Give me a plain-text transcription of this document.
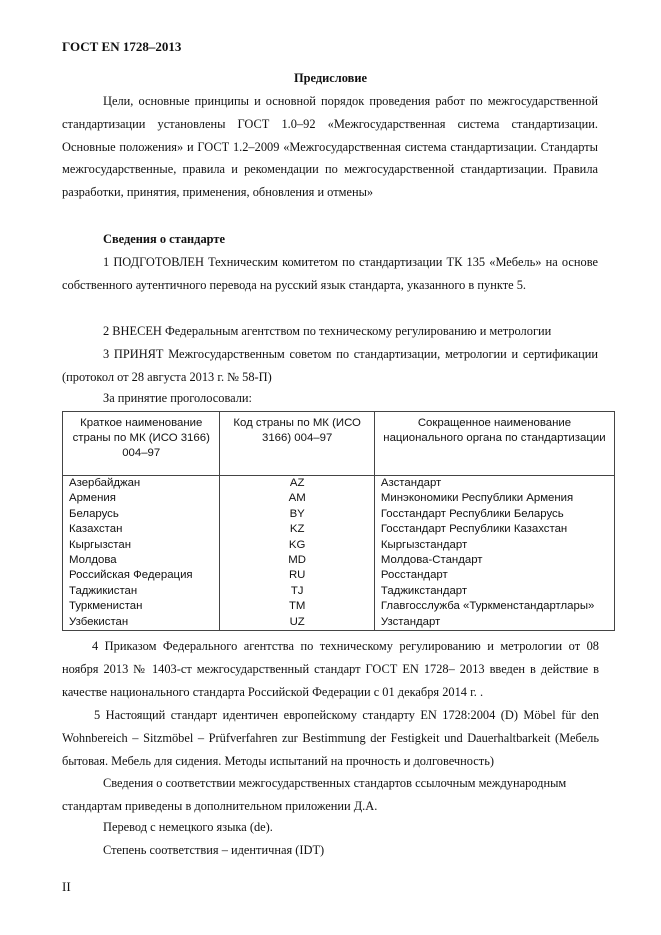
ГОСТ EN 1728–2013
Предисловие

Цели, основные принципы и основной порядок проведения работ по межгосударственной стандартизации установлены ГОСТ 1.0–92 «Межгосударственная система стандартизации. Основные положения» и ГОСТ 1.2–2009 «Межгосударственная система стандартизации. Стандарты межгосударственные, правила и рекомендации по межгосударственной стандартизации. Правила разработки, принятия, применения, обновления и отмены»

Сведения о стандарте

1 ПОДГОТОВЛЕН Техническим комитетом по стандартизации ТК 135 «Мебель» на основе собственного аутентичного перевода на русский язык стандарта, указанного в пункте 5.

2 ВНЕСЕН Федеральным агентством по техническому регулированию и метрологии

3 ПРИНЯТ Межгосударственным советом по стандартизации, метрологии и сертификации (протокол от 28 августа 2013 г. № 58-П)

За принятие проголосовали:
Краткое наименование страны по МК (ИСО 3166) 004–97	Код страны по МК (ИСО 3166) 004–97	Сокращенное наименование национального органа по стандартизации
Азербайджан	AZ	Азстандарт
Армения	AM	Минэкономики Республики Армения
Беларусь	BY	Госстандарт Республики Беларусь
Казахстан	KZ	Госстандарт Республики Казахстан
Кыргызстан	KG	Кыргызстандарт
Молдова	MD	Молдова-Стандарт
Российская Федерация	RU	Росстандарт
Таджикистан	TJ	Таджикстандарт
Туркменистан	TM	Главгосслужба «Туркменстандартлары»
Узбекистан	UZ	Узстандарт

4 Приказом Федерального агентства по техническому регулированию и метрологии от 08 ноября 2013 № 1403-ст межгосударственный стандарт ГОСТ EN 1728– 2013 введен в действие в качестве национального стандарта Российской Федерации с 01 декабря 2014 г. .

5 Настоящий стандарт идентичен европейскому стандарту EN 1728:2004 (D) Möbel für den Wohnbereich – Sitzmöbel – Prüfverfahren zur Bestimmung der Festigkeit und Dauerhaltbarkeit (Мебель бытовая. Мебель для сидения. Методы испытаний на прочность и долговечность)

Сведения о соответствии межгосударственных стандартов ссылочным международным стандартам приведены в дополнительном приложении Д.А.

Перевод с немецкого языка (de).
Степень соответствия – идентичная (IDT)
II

++++

### AIM OF THE TASK:
Quote the preceding listing precisely and completely, omitting its images.

### COMPLETE RESPONSE:
Give me a plain-text transcription of this document.
ГОСТ EN 1728–2013
Предисловие

Цели, основные принципы и основной порядок проведения работ по межгосударственной стандартизации установлены ГОСТ 1.0–92 «Межгосударственная система стандартизации. Основные положения» и ГОСТ 1.2–2009 «Межгосударственная система стандартизации. Стандарты межгосударственные, правила и рекомендации по межгосударственной стандартизации. Правила разработки, принятия, применения, обновления и отмены»

Сведения о стандарте

1 ПОДГОТОВЛЕН Техническим комитетом по стандартизации ТК 135 «Мебель» на основе собственного аутентичного перевода на русский язык стандарта, указанного в пункте 5.

2 ВНЕСЕН Федеральным агентством по техническому регулированию и метрологии

3 ПРИНЯТ Межгосударственным советом по стандартизации, метрологии и сертификации (протокол от 28 августа 2013 г. № 58-П)

За принятие проголосовали:
Краткое наименование страны по МК (ИСО 3166) 004–97	Код страны по МК (ИСО 3166) 004–97	Сокращенное наименование национального органа по стандартизации
Азербайджан	AZ	Азстандарт
Армения	AM	Минэкономики Республики Армения
Беларусь	BY	Госстандарт Республики Беларусь
Казахстан	KZ	Госстандарт Республики Казахстан
Кыргызстан	KG	Кыргызстандарт
Молдова	MD	Молдова-Стандарт
Российская Федерация	RU	Росстандарт
Таджикистан	TJ	Таджикстандарт
Туркменистан	TM	Главгосслужба «Туркменстандартлары»
Узбекистан	UZ	Узстандарт

4 Приказом Федерального агентства по техническому регулированию и метрологии от 08 ноября 2013 № 1403-ст межгосударственный стандарт ГОСТ EN 1728– 2013 введен в действие в качестве национального стандарта Российской Федерации с 01 декабря 2014 г. .

5 Настоящий стандарт идентичен европейскому стандарту EN 1728:2004 (D) Möbel für den Wohnbereich – Sitzmöbel – Prüfverfahren zur Bestimmung der Festigkeit und Dauerhaltbarkeit (Мебель бытовая. Мебель для сидения. Методы испытаний на прочность и долговечность)

Сведения о соответствии межгосударственных стандартов ссылочным международным стандартам приведены в дополнительном приложении Д.А.

Перевод с немецкого языка (de).
Степень соответствия – идентичная (IDT)
II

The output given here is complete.